§ GIVEN PROBLEM: Leave the pictures out and print every record below exactly as it stands.

↓

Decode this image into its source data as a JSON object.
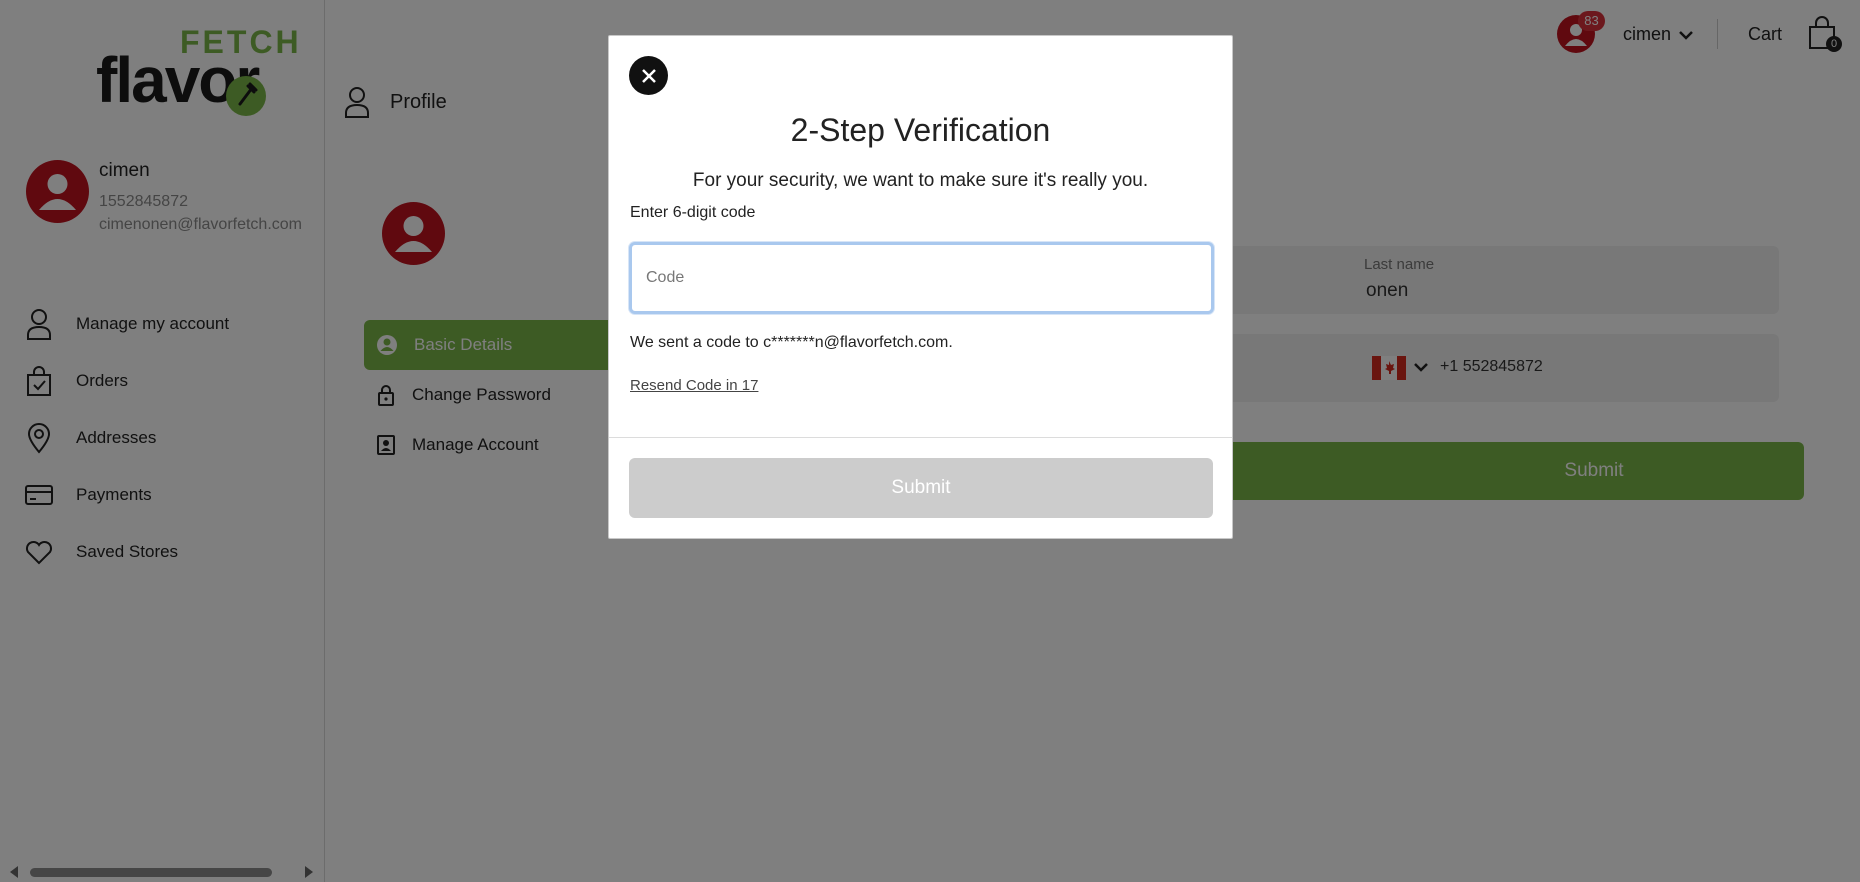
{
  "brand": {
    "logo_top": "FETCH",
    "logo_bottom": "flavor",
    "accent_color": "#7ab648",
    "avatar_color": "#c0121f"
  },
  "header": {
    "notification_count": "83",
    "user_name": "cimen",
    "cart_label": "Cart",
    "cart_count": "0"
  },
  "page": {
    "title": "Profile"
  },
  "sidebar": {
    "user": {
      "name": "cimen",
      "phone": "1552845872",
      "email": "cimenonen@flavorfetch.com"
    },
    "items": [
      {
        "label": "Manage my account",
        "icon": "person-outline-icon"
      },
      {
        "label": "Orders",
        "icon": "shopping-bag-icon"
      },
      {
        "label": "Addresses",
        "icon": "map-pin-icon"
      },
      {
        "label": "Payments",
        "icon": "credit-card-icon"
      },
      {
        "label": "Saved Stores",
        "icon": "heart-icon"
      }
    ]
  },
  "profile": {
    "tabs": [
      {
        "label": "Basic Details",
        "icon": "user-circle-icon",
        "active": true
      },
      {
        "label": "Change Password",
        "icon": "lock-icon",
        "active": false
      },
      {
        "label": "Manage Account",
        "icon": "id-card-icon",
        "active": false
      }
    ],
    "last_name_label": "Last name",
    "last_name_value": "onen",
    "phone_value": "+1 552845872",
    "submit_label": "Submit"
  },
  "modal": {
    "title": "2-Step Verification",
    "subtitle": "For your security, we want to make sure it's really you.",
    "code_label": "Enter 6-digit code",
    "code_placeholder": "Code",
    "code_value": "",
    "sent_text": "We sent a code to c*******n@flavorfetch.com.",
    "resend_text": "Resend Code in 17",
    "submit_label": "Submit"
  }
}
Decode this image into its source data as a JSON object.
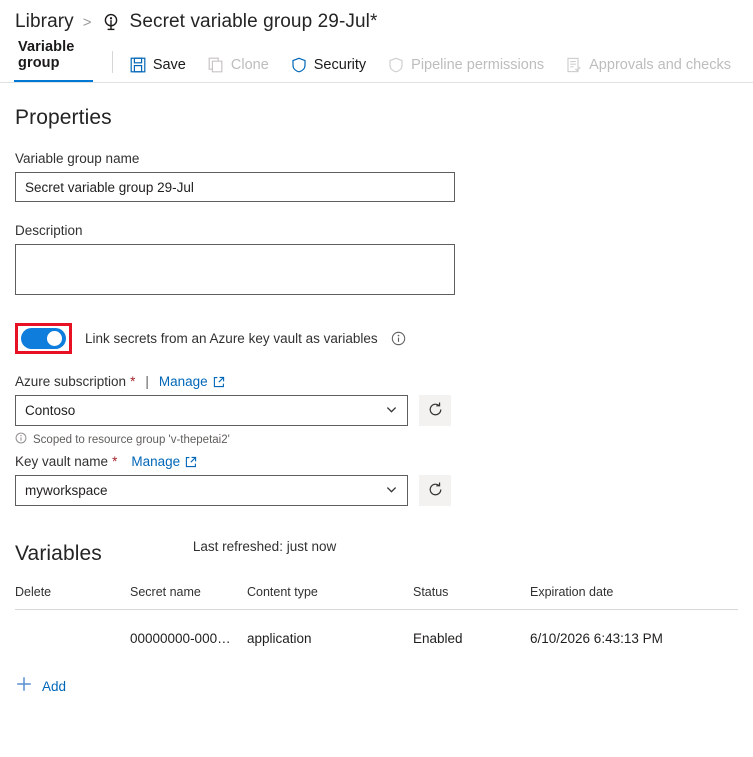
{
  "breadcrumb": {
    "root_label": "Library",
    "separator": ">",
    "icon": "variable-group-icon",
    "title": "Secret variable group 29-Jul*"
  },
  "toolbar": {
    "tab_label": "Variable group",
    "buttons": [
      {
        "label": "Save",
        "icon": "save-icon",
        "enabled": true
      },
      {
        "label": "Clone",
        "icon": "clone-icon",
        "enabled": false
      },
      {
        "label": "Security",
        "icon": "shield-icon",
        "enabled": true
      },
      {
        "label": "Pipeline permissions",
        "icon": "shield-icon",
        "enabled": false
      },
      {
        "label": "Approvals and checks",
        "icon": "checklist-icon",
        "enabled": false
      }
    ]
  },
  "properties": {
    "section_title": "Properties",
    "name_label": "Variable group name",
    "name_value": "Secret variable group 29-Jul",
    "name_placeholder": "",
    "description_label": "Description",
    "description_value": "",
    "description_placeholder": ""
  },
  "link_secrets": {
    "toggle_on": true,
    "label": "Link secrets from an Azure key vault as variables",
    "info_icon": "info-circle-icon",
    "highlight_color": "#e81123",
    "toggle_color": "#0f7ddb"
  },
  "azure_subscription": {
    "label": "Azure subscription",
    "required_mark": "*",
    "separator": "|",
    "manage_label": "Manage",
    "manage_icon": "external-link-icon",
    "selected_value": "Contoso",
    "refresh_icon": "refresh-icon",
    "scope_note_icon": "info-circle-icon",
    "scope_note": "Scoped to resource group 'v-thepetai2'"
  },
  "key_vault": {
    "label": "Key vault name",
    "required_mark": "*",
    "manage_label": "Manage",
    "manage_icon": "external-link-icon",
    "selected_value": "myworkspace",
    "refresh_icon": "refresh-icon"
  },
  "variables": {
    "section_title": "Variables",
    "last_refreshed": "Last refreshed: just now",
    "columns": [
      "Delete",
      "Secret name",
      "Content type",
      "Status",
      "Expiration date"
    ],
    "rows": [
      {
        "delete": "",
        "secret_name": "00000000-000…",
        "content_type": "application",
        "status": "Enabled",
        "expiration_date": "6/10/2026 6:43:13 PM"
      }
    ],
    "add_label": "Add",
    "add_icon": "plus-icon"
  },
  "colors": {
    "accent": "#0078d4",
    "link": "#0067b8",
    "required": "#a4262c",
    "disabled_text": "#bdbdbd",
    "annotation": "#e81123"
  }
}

↑

§ EXERCISE OUTPUT:
Decode this image into its source data as a JSON object.
{
  "brand": {
    "logo_top": "FETCH",
    "logo_bottom": "flavor",
    "accent_color": "#7ab648",
    "avatar_color": "#c0121f"
  },
  "header": {
    "notification_count": "83",
    "user_name": "cimen",
    "cart_label": "Cart",
    "cart_count": "0"
  },
  "page": {
    "title": "Profile"
  },
  "sidebar": {
    "user": {
      "name": "cimen",
      "phone": "1552845872",
      "email": "cimenonen@flavorfetch.com"
    },
    "items": [
      {
        "label": "Manage my account",
        "icon": "person-outline-icon"
      },
      {
        "label": "Orders",
        "icon": "shopping-bag-icon"
      },
      {
        "label": "Addresses",
        "icon": "map-pin-icon"
      },
      {
        "label": "Payments",
        "icon": "credit-card-icon"
      },
      {
        "label": "Saved Stores",
        "icon": "heart-icon"
      }
    ]
  },
  "profile": {
    "tabs": [
      {
        "label": "Basic Details",
        "icon": "user-circle-icon",
        "active": true
      },
      {
        "label": "Change Password",
        "icon": "lock-icon",
        "active": false
      },
      {
        "label": "Manage Account",
        "icon": "id-card-icon",
        "active": false
      }
    ],
    "last_name_label": "Last name",
    "last_name_value": "onen",
    "phone_value": "+1 552845872",
    "submit_label": "Submit"
  },
  "modal": {
    "title": "2-Step Verification",
    "subtitle": "For your security, we want to make sure it's really you.",
    "code_label": "Enter 6-digit code",
    "code_placeholder": "Code",
    "code_value": "",
    "sent_text": "We sent a code to c*******n@flavorfetch.com.",
    "resend_text": "Resend Code in 17",
    "submit_label": "Submit"
  }
}
Decode this image into its source data as a JSON object.
{
  "breadcrumb": {
    "root_label": "Library",
    "separator": ">",
    "icon": "variable-group-icon",
    "title": "Secret variable group 29-Jul*"
  },
  "toolbar": {
    "tab_label": "Variable group",
    "buttons": [
      {
        "label": "Save",
        "icon": "save-icon",
        "enabled": true
      },
      {
        "label": "Clone",
        "icon": "clone-icon",
        "enabled": false
      },
      {
        "label": "Security",
        "icon": "shield-icon",
        "enabled": true
      },
      {
        "label": "Pipeline permissions",
        "icon": "shield-icon",
        "enabled": false
      },
      {
        "label": "Approvals and checks",
        "icon": "checklist-icon",
        "enabled": false
      }
    ]
  },
  "properties": {
    "section_title": "Properties",
    "name_label": "Variable group name",
    "name_value": "Secret variable group 29-Jul",
    "name_placeholder": "",
    "description_label": "Description",
    "description_value": "",
    "description_placeholder": ""
  },
  "link_secrets": {
    "toggle_on": true,
    "label": "Link secrets from an Azure key vault as variables",
    "info_icon": "info-circle-icon",
    "highlight_color": "#e81123",
    "toggle_color": "#0f7ddb"
  },
  "azure_subscription": {
    "label": "Azure subscription",
    "required_mark": "*",
    "separator": "|",
    "manage_label": "Manage",
    "manage_icon": "external-link-icon",
    "selected_value": "Contoso",
    "refresh_icon": "refresh-icon",
    "scope_note_icon": "info-circle-icon",
    "scope_note": "Scoped to resource group 'v-thepetai2'"
  },
  "key_vault": {
    "label": "Key vault name",
    "required_mark": "*",
    "manage_label": "Manage",
    "manage_icon": "external-link-icon",
    "selected_value": "myworkspace",
    "refresh_icon": "refresh-icon"
  },
  "variables": {
    "section_title": "Variables",
    "last_refreshed": "Last refreshed: just now",
    "columns": [
      "Delete",
      "Secret name",
      "Content type",
      "Status",
      "Expiration date"
    ],
    "rows": [
      {
        "delete": "",
        "secret_name": "00000000-000…",
        "content_type": "application",
        "status": "Enabled",
        "expiration_date": "6/10/2026 6:43:13 PM"
      }
    ],
    "add_label": "Add",
    "add_icon": "plus-icon"
  },
  "colors": {
    "accent": "#0078d4",
    "link": "#0067b8",
    "required": "#a4262c",
    "disabled_text": "#bdbdbd",
    "annotation": "#e81123"
  }
}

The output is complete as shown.